• _What the task requires_
Edit the data starting with the line with "menu-view[interactable]: View (98, 29, 126, 43)" and going on through the line with "file-name: autorun (265, 226, 309, 239)": put "clickable" wherever "interactable" appears, and keep everything else unchanged. Return only those lines.

• _Available data_
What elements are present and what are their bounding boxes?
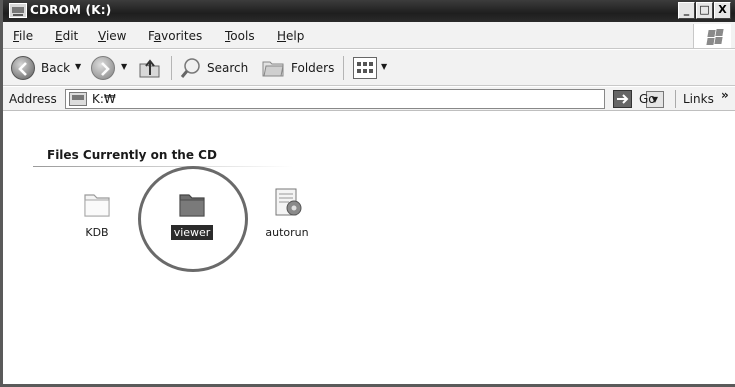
menu-view[interactable]: View (98, 29, 126, 43)
forward-arrow-icon (101, 62, 110, 76)
file-item-autorun[interactable]: autorun (247, 184, 327, 240)
title-bar[interactable]: CDROM (K:) _ □ X (3, 0, 735, 22)
go-arrow-icon[interactable] (613, 90, 632, 108)
forward-dropdown-arrow-icon[interactable]: ▼ (121, 62, 127, 71)
menu-edit[interactable]: Edit (55, 29, 78, 43)
menu-help-label: Help (277, 29, 305, 43)
toolbar: Back ▼ ▼ Search Folders ▼ (3, 50, 735, 86)
file-list-area[interactable] (3, 140, 735, 384)
maximize-button[interactable]: □ (696, 2, 713, 19)
highlight-circle (138, 166, 248, 272)
back-arrow-icon (18, 62, 27, 76)
back-button[interactable] (11, 56, 35, 80)
address-value[interactable]: K:₩ (92, 92, 116, 106)
minimize-button[interactable]: _ (678, 2, 695, 19)
file-name: autorun (265, 226, 309, 239)
menu-view-label: View (98, 29, 127, 43)
views-dropdown-arrow-icon[interactable]: ▼ (381, 62, 387, 71)
menu-bar: File Edit View Favorites Tools Help (3, 22, 735, 49)
menu-help[interactable]: Help (277, 29, 304, 43)
menu-tools[interactable]: Tools (225, 29, 255, 43)
cdrom-drive-icon (69, 92, 87, 106)
links-chevron-icon[interactable]: » (721, 88, 729, 102)
toolbar-separator (171, 56, 172, 80)
windows-logo-icon (693, 24, 731, 48)
cdrom-drive-icon (9, 3, 27, 18)
toolbar-separator (343, 56, 344, 80)
search-icon[interactable] (179, 56, 203, 80)
file-name: KDB (85, 226, 109, 239)
back-dropdown-arrow-icon[interactable]: ▼ (75, 62, 81, 71)
views-icon[interactable] (353, 57, 377, 79)
up-folder-icon (139, 59, 160, 78)
folder-icon (84, 194, 110, 217)
window-title: CDROM (K:) (30, 3, 112, 17)
menu-favorites[interactable]: Favorites (148, 29, 202, 43)
explorer-window: CDROM (K:) _ □ X File Edit View Favorite… (0, 0, 735, 387)
file-item-kdb[interactable]: KDB (57, 186, 137, 240)
autorun-file-icon (275, 188, 302, 216)
back-label[interactable]: Back (41, 61, 70, 75)
menu-file[interactable]: File (13, 29, 33, 43)
folders-button[interactable]: Folders (291, 61, 334, 75)
address-bar: Address K:₩ ▼ Go Links » (3, 87, 735, 111)
menu-file-label: File (13, 29, 34, 43)
go-button[interactable]: Go (639, 92, 656, 106)
menu-favorites-label: Favorites (148, 29, 203, 43)
links-button[interactable]: Links (683, 92, 714, 106)
address-input[interactable]: K:₩ ▼ (65, 89, 664, 109)
links-separator (675, 90, 676, 108)
menu-edit-label: Edit (55, 29, 79, 43)
folders-icon[interactable] (261, 57, 285, 79)
menu-tools-label: Tools (225, 29, 255, 43)
search-button[interactable]: Search (207, 61, 248, 75)
close-button[interactable]: X (714, 2, 731, 19)
group-header-divider (33, 166, 293, 167)
group-header: Files Currently on the CD (47, 148, 217, 162)
forward-button[interactable] (91, 56, 115, 80)
up-folder-button[interactable] (137, 56, 163, 80)
address-label: Address (9, 92, 57, 106)
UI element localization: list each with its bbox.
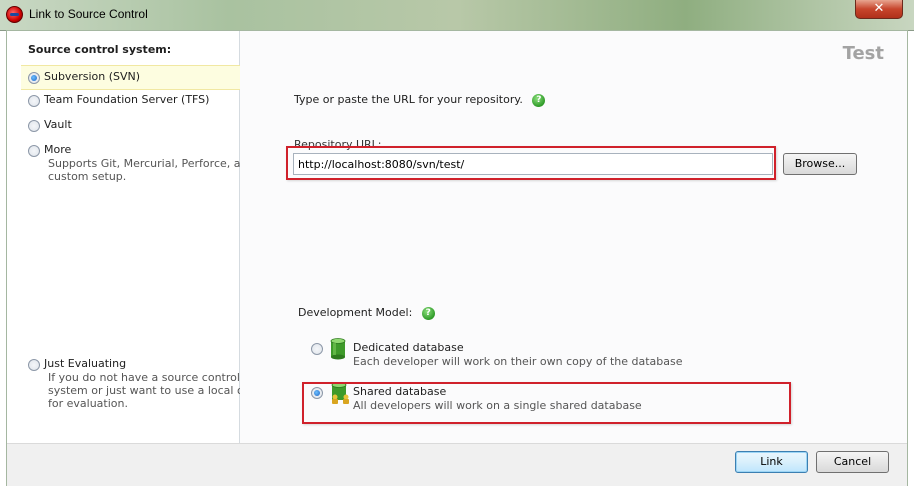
development-model-row: Development Model: ? — [298, 306, 435, 320]
option-description: If you do not have a source control — [48, 371, 240, 384]
radio-vault[interactable] — [28, 120, 40, 132]
page-title: Test — [842, 43, 884, 64]
option-svn[interactable]: Subversion (SVN) — [21, 65, 245, 90]
source-control-panel: Source control system: Subversion (SVN) … — [7, 31, 257, 443]
radio-just-evaluating[interactable] — [28, 359, 40, 371]
radio-dedicated[interactable] — [311, 343, 323, 355]
instruction-text: Type or paste the URL for your repositor… — [294, 93, 523, 106]
close-button[interactable]: ✕ — [855, 0, 903, 19]
close-icon: ✕ — [873, 1, 885, 16]
option-tfs[interactable]: Team Foundation Server (TFS) — [21, 93, 245, 111]
option-description: Supports Git, Mercurial, Perforce, and — [48, 157, 255, 170]
radio-svn[interactable] — [28, 72, 40, 84]
highlight-box-url — [286, 146, 776, 180]
link-button[interactable]: Link — [735, 451, 808, 473]
window-title: Link to Source Control — [29, 7, 148, 21]
option-vault[interactable]: Vault — [21, 118, 245, 136]
help-icon[interactable]: ? — [421, 306, 435, 320]
model-dedicated[interactable]: Dedicated database Each developer will w… — [310, 338, 710, 370]
help-icon[interactable]: ? — [532, 93, 546, 107]
cancel-button[interactable]: Cancel — [816, 451, 889, 473]
radio-tfs[interactable] — [28, 95, 40, 107]
development-model-label: Development Model: — [298, 306, 413, 319]
model-title: Dedicated database — [353, 341, 464, 354]
database-icon — [330, 338, 346, 360]
option-more[interactable]: More Supports Git, Mercurial, Perforce, … — [21, 143, 254, 187]
app-icon — [6, 6, 23, 23]
option-label: Subversion (SVN) — [44, 70, 141, 83]
panel-heading: Source control system: — [28, 43, 172, 56]
radio-more[interactable] — [28, 145, 40, 157]
option-description: for evaluation. — [48, 397, 128, 410]
option-label: Team Foundation Server (TFS) — [44, 93, 210, 106]
option-just-evaluating[interactable]: Just Evaluating If you do not have a sou… — [21, 357, 257, 413]
option-label: More — [44, 143, 72, 156]
title-bar[interactable]: Link to Source Control ✕ — [0, 0, 914, 31]
option-label: Vault — [44, 118, 72, 131]
option-description: system or just want to use a local one — [48, 384, 258, 397]
browse-button[interactable]: Browse... — [783, 153, 857, 175]
highlight-box-shared — [302, 382, 791, 424]
instruction-row: Type or paste the URL for your repositor… — [294, 93, 546, 107]
option-description: custom setup. — [48, 170, 127, 183]
option-label: Just Evaluating — [44, 357, 127, 370]
model-description: Each developer will work on their own co… — [353, 355, 683, 368]
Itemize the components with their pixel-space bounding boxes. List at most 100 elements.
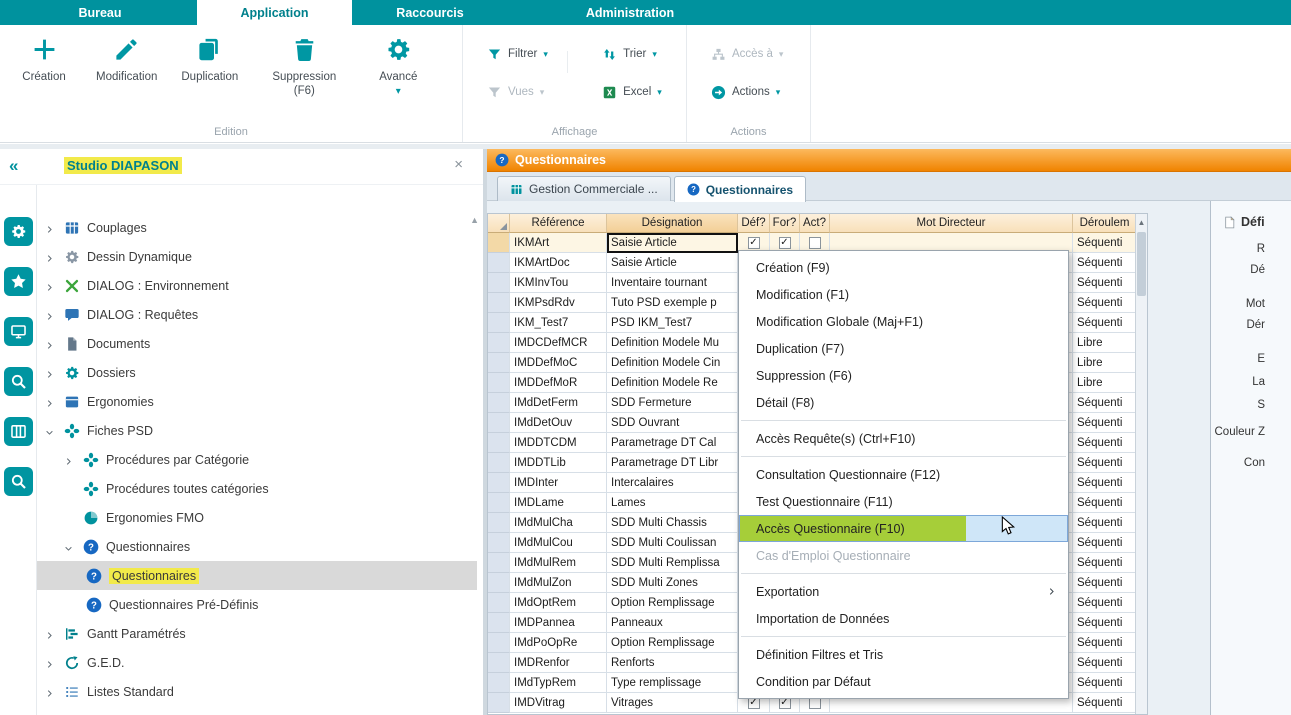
row-selector[interactable] [488, 233, 510, 253]
ribbon-filtrer-button[interactable]: Filtrer▾ [487, 45, 572, 63]
cell-reference[interactable]: IKMArt [510, 233, 607, 253]
sidebar-close-button[interactable]: × [454, 156, 463, 173]
tree-item-documents[interactable]: Documents [37, 329, 477, 358]
row-selector[interactable] [488, 673, 510, 693]
cell-designation[interactable]: SDD Multi Remplissa [607, 553, 738, 573]
context-menu-item-condition-par-d-faut[interactable]: Condition par Défaut [739, 668, 1068, 695]
tree-item-g-e-d[interactable]: G.E.D. [37, 648, 477, 677]
context-menu-item-test-questionnaire-f11[interactable]: Test Questionnaire (F11) [739, 488, 1068, 515]
cell-deroulement[interactable]: Séquenti [1073, 233, 1137, 253]
cell-deroulement[interactable]: Séquenti [1073, 673, 1137, 693]
context-menu-item-d-tail-f8[interactable]: Détail (F8) [739, 389, 1068, 416]
cell-reference[interactable]: IKMPsdRdv [510, 293, 607, 313]
cell-reference[interactable]: IMDLame [510, 493, 607, 513]
cell-reference[interactable]: IMdTypRem [510, 673, 607, 693]
cell-reference[interactable]: IMdMulCha [510, 513, 607, 533]
table-scrollbar[interactable]: ▲ [1135, 214, 1147, 714]
context-menu-item-exportation[interactable]: Exportation [739, 578, 1068, 605]
tree-scrollbar-up-icon[interactable]: ▲ [470, 215, 479, 225]
context-menu-item-suppression-f6[interactable]: Suppression (F6) [739, 362, 1068, 389]
scroll-up-icon[interactable]: ▲ [1136, 214, 1147, 227]
doc-tab-questionnaires[interactable]: ?Questionnaires [674, 176, 806, 202]
tree-item-gantt-param-tr-s[interactable]: Gantt Paramétrés [37, 619, 477, 648]
rail-columns-button[interactable] [4, 417, 33, 446]
ribbon-vues-button[interactable]: Vues▾ [487, 83, 572, 101]
cell-deroulement[interactable]: Séquenti [1073, 653, 1137, 673]
row-selector[interactable] [488, 353, 510, 373]
cell-reference[interactable]: IMDDTLib [510, 453, 607, 473]
rail-gear-button[interactable] [4, 217, 33, 246]
rail-star-button[interactable] [4, 267, 33, 296]
context-menu-item-duplication-f7[interactable]: Duplication (F7) [739, 335, 1068, 362]
column-header-der[interactable]: Déroulem [1073, 214, 1137, 233]
tree-item-questionnaires[interactable]: ?Questionnaires [37, 561, 477, 590]
ribbon-modification-button[interactable]: Modification [96, 36, 157, 99]
row-selector[interactable] [488, 493, 510, 513]
ribbon-duplication-button[interactable]: Duplication [181, 36, 238, 99]
context-menu-item-acc-s-requ-te-s-ctrl-f10[interactable]: Accès Requête(s) (Ctrl+F10) [739, 425, 1068, 452]
column-header-def[interactable]: Déf? [738, 214, 770, 233]
context-menu-item-consultation-questionnaire-f12[interactable]: Consultation Questionnaire (F12) [739, 461, 1068, 488]
sidebar-collapse-button[interactable]: « [9, 156, 18, 176]
doc-tab-gestion-commerciale[interactable]: Gestion Commerciale ... [497, 176, 671, 201]
ribbon-suppression-f6-button[interactable]: Suppression (F6) [262, 36, 346, 99]
cell-designation[interactable]: Intercalaires [607, 473, 738, 493]
cell-deroulement[interactable]: Séquenti [1073, 473, 1137, 493]
cell-deroulement[interactable]: Séquenti [1073, 633, 1137, 653]
cell-designation[interactable]: Renforts [607, 653, 738, 673]
cell-designation[interactable]: Panneaux [607, 613, 738, 633]
column-header-mot[interactable]: Mot Directeur [830, 214, 1073, 233]
cell-designation[interactable]: SDD Ouvrant [607, 413, 738, 433]
column-header-for[interactable]: For? [770, 214, 800, 233]
tree-item-fiches-psd[interactable]: Fiches PSD [37, 416, 477, 445]
cell-designation[interactable]: Saisie Article [607, 233, 738, 253]
cell-deroulement[interactable]: Libre [1073, 353, 1137, 373]
cell-deroulement[interactable]: Séquenti [1073, 293, 1137, 313]
cell-reference[interactable]: IKMInvTou [510, 273, 607, 293]
tree-item-proc-dures-toutes-cat-gories[interactable]: Procédures toutes catégories [37, 474, 477, 503]
row-selector[interactable] [488, 693, 510, 713]
row-selector[interactable] [488, 453, 510, 473]
tree-item-questionnaires[interactable]: ?Questionnaires [37, 532, 477, 561]
cell-deroulement[interactable]: Séquenti [1073, 253, 1137, 273]
menu-tab-raccourcis[interactable]: Raccourcis [380, 0, 480, 25]
row-selector[interactable] [488, 553, 510, 573]
tree-item-dossiers[interactable]: Dossiers [37, 358, 477, 387]
cell-deroulement[interactable]: Séquenti [1073, 413, 1137, 433]
cell-reference[interactable]: IMDPannea [510, 613, 607, 633]
menu-tab-bureau[interactable]: Bureau [55, 0, 145, 25]
row-selector[interactable] [488, 533, 510, 553]
cell-reference[interactable]: IMdMulRem [510, 553, 607, 573]
cell-deroulement[interactable]: Séquenti [1073, 453, 1137, 473]
ribbon-avanc-button[interactable]: Avancé▾ [370, 36, 426, 99]
tree-item-dialog-requ-tes[interactable]: DIALOG : Requêtes [37, 300, 477, 329]
cell-deroulement[interactable]: Séquenti [1073, 273, 1137, 293]
row-selector[interactable] [488, 373, 510, 393]
cell-reference[interactable]: IMDDTCDM [510, 433, 607, 453]
row-selector[interactable] [488, 433, 510, 453]
cell-reference[interactable]: IMDDefMoR [510, 373, 607, 393]
ribbon-excel-button[interactable]: Excel▾ [602, 83, 686, 101]
rail-search-button[interactable] [4, 467, 33, 496]
cell-designation[interactable]: Inventaire tournant [607, 273, 738, 293]
column-header-ref[interactable]: Référence [510, 214, 607, 233]
cell-deroulement[interactable]: Séquenti [1073, 433, 1137, 453]
row-selector[interactable] [488, 653, 510, 673]
row-selector[interactable] [488, 393, 510, 413]
cell-designation[interactable]: SDD Multi Coulissan [607, 533, 738, 553]
cell-designation[interactable]: Definition Modele Cin [607, 353, 738, 373]
row-selector[interactable] [488, 633, 510, 653]
cell-deroulement[interactable]: Séquenti [1073, 393, 1137, 413]
cell-reference[interactable]: IMdOptRem [510, 593, 607, 613]
menu-tab-application[interactable]: Application [197, 0, 352, 25]
row-selector[interactable] [488, 253, 510, 273]
cell-reference[interactable]: IKM_Test7 [510, 313, 607, 333]
row-selector[interactable] [488, 333, 510, 353]
tree-item-dessin-dynamique[interactable]: Dessin Dynamique [37, 242, 477, 271]
cell-reference[interactable]: IMDVitrag [510, 693, 607, 713]
cell-designation[interactable]: Option Remplissage [607, 633, 738, 653]
cell-reference[interactable]: IMdPoOpRe [510, 633, 607, 653]
cell-reference[interactable]: IMdDetOuv [510, 413, 607, 433]
cell-designation[interactable]: SDD Multi Chassis [607, 513, 738, 533]
tree-item-proc-dures-par-cat-gorie[interactable]: Procédures par Catégorie [37, 445, 477, 474]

• _Answer to this exercise_
menu-view[clickable]: View (98, 29, 126, 43)
forward-arrow-icon (101, 62, 110, 76)
file-item-autorun[clickable]: autorun (247, 184, 327, 240)
title-bar[clickable]: CDROM (K:) _ □ X (3, 0, 735, 22)
go-arrow-icon[clickable] (613, 90, 632, 108)
forward-dropdown-arrow-icon[clickable]: ▼ (121, 62, 127, 71)
menu-edit[clickable]: Edit (55, 29, 78, 43)
menu-help-label: Help (277, 29, 305, 43)
toolbar: Back ▼ ▼ Search Folders ▼ (3, 50, 735, 86)
file-list-area[clickable] (3, 140, 735, 384)
maximize-button[clickable]: □ (696, 2, 713, 19)
highlight-circle (138, 166, 248, 272)
back-arrow-icon (18, 62, 27, 76)
back-button[clickable] (11, 56, 35, 80)
address-value[clickable]: K:₩ (92, 92, 116, 106)
minimize-button[clickable]: _ (678, 2, 695, 19)
file-name: autorun (265, 226, 309, 239)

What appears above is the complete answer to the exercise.